Data in this exercise:
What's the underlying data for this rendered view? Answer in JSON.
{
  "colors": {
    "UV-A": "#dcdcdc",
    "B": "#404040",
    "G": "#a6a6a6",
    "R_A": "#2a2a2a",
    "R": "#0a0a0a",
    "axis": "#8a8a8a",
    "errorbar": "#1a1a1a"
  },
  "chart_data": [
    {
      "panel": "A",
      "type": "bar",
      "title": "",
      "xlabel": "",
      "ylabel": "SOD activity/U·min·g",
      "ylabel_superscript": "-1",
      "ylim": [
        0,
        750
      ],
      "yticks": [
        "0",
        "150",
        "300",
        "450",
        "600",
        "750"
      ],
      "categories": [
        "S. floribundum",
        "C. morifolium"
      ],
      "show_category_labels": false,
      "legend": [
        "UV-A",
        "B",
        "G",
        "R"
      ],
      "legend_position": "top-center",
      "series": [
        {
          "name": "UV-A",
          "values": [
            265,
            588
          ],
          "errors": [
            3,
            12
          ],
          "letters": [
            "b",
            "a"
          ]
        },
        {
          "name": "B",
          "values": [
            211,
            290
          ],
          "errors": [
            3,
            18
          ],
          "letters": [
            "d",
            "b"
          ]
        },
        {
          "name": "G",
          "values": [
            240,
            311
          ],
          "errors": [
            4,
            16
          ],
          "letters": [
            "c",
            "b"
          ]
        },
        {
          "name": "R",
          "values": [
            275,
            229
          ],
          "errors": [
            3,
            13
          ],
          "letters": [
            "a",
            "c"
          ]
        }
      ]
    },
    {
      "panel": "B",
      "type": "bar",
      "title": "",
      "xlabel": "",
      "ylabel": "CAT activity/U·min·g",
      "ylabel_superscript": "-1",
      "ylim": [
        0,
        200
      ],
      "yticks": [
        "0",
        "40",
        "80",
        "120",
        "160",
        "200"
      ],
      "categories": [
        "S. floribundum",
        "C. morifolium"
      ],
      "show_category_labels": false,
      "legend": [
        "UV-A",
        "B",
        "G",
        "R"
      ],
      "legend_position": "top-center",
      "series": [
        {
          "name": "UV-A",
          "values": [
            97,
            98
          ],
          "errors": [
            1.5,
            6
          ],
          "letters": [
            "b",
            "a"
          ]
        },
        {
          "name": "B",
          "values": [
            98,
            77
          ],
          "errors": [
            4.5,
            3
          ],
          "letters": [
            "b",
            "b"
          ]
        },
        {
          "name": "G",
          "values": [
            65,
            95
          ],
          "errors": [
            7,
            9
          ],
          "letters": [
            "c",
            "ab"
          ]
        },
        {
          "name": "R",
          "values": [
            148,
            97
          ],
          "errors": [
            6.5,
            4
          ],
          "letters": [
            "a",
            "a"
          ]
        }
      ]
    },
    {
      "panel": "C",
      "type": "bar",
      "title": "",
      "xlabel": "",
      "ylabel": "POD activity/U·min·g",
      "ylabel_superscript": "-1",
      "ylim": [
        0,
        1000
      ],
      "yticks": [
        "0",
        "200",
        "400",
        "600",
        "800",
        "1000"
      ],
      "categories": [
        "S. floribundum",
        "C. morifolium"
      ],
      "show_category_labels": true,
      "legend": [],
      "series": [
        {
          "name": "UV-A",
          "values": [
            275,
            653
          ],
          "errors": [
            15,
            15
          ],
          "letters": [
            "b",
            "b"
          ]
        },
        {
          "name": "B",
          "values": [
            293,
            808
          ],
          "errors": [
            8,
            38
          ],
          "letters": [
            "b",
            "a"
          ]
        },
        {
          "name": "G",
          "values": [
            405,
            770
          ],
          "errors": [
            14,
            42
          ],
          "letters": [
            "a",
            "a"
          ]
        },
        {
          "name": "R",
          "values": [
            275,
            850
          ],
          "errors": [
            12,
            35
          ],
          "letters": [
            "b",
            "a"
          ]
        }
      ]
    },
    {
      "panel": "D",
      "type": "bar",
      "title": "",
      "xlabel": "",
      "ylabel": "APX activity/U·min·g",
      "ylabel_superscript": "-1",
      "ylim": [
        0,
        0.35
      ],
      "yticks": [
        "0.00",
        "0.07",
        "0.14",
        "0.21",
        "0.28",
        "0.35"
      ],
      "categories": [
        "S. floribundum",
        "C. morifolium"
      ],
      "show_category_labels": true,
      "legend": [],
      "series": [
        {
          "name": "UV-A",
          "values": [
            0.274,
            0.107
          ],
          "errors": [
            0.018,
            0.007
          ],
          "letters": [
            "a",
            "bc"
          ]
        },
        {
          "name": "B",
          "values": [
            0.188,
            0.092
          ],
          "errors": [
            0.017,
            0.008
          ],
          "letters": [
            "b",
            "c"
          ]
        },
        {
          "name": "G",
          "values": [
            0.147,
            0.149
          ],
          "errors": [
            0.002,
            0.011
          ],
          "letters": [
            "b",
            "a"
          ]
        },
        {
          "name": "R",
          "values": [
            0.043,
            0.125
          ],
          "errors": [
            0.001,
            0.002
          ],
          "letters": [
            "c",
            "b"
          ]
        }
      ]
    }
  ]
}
...
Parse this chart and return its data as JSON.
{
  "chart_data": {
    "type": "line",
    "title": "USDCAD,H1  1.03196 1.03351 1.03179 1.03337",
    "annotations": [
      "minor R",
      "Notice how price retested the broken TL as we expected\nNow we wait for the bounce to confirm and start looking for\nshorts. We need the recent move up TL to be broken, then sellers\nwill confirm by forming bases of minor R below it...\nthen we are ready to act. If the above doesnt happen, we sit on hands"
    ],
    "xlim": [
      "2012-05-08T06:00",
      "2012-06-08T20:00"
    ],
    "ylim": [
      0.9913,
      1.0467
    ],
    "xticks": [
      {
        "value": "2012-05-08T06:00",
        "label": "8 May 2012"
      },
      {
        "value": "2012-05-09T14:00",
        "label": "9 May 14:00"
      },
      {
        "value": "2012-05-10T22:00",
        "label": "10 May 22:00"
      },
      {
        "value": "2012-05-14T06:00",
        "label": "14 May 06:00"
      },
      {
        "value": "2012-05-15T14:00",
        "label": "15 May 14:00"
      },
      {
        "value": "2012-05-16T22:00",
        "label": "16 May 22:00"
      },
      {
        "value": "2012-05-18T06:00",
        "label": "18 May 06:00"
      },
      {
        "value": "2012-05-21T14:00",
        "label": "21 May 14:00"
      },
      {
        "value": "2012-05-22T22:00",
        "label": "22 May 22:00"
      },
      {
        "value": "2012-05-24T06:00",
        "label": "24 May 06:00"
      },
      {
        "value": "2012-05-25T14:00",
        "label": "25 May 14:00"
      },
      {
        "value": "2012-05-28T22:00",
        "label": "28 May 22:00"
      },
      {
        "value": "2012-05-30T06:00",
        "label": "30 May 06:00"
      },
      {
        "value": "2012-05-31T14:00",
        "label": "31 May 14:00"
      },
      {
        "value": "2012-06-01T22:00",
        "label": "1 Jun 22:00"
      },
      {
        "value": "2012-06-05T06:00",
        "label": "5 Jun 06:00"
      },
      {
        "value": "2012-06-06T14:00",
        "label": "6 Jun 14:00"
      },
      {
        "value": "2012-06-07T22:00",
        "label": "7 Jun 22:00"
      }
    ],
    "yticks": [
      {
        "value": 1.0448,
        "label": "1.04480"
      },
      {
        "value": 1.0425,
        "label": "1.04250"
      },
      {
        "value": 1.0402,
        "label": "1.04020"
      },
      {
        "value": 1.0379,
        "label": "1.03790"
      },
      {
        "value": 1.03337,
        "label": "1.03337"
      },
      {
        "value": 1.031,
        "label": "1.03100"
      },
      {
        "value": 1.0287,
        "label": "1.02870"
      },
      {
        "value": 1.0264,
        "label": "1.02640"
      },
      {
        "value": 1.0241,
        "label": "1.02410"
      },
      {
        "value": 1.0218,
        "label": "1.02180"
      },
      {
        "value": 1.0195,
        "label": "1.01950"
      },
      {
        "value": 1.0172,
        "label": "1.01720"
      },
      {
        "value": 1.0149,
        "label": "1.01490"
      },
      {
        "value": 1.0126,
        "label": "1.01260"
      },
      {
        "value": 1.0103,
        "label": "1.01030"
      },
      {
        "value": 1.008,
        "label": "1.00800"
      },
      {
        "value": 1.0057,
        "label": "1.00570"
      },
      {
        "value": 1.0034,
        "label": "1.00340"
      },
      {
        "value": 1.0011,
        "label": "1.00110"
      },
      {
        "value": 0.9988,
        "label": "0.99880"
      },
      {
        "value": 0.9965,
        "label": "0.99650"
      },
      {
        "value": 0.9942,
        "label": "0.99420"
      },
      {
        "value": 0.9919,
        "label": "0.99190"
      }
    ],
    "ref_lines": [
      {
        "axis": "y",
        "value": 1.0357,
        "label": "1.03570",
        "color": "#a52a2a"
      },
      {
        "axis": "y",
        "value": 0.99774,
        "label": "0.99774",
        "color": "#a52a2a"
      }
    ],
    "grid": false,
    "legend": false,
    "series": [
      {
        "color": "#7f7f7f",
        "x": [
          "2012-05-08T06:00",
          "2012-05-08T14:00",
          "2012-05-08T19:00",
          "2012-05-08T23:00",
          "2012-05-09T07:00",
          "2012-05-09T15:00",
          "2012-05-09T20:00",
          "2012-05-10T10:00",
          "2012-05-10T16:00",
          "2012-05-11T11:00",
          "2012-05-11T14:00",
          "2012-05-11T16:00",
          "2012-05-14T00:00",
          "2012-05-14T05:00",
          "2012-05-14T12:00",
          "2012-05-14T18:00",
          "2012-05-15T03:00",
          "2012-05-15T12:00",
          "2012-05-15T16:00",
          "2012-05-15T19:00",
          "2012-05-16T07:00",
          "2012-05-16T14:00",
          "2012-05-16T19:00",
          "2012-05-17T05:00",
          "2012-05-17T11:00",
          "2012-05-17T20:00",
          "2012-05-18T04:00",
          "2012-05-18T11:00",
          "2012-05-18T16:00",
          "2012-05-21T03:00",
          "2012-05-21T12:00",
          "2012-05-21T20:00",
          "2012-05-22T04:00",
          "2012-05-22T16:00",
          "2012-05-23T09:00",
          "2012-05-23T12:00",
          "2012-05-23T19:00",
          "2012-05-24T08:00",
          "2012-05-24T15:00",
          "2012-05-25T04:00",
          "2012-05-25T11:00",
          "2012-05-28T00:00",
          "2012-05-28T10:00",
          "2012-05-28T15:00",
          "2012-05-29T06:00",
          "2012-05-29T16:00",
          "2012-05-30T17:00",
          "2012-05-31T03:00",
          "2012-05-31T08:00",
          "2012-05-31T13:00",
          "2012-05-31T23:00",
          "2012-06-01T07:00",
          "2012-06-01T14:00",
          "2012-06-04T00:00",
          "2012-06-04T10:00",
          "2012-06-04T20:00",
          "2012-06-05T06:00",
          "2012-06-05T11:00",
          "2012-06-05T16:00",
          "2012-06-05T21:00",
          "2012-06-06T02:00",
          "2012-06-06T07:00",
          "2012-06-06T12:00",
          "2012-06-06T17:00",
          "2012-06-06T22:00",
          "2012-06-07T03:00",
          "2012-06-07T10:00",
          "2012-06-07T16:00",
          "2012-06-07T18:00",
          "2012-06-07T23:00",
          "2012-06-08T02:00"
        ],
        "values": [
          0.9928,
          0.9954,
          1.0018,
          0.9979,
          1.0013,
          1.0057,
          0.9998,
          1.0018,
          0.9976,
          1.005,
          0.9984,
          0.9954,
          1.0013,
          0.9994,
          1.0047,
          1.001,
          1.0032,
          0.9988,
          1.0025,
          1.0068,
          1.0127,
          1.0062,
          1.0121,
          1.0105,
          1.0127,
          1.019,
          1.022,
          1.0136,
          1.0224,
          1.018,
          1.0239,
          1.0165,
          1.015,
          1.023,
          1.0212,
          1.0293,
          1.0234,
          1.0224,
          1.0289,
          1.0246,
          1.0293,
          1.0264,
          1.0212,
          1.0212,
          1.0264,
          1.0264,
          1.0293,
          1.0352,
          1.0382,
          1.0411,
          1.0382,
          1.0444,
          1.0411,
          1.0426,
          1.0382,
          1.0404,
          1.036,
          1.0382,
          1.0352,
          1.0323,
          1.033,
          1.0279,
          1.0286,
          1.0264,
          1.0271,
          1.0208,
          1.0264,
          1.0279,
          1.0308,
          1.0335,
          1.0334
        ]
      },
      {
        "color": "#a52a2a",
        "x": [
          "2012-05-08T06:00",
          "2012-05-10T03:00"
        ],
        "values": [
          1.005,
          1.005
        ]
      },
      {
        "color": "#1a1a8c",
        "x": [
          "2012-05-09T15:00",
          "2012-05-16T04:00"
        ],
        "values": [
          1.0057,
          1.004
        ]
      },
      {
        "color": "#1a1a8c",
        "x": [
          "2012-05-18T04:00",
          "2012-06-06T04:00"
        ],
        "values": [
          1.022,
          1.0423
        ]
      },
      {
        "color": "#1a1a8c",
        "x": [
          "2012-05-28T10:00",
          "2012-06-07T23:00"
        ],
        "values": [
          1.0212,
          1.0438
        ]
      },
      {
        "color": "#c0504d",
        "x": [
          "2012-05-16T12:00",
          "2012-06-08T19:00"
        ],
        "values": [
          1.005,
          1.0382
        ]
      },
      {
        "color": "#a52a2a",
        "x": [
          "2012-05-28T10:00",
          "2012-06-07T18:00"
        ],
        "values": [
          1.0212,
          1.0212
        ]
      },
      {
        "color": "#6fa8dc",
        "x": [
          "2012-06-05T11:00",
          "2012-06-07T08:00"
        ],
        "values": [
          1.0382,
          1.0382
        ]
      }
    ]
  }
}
* * *
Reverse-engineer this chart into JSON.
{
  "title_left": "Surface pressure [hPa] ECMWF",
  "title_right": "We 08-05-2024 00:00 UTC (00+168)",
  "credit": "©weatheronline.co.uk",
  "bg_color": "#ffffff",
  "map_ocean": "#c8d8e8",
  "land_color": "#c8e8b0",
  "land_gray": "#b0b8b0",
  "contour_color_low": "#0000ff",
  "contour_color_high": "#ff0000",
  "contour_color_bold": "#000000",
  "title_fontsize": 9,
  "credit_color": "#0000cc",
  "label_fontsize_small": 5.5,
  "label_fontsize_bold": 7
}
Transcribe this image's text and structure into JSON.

Request:
Give the exact lines, and only those, from the line containing "Reverse-engineer this chart into JSON." through the line containing "Transcribe this image's" in the entries above.

Expected answer:
Reverse-engineer this chart into JSON.
{
  "title_left": "Surface pressure [hPa] ECMWF",
  "title_right": "We 08-05-2024 00:00 UTC (00+168)",
  "credit": "©weatheronline.co.uk",
  "bg_color": "#ffffff",
  "map_ocean": "#c8d8e8",
  "land_color": "#c8e8b0",
  "land_gray": "#b0b8b0",
  "contour_color_low": "#0000ff",
  "contour_color_high": "#ff0000",
  "contour_color_bold": "#000000",
  "title_fontsize": 9,
  "credit_color": "#0000cc",
  "label_fontsize_small": 5.5,
  "label_fontsize_bold": 7
}
Transcribe this image's text and structure into JSON.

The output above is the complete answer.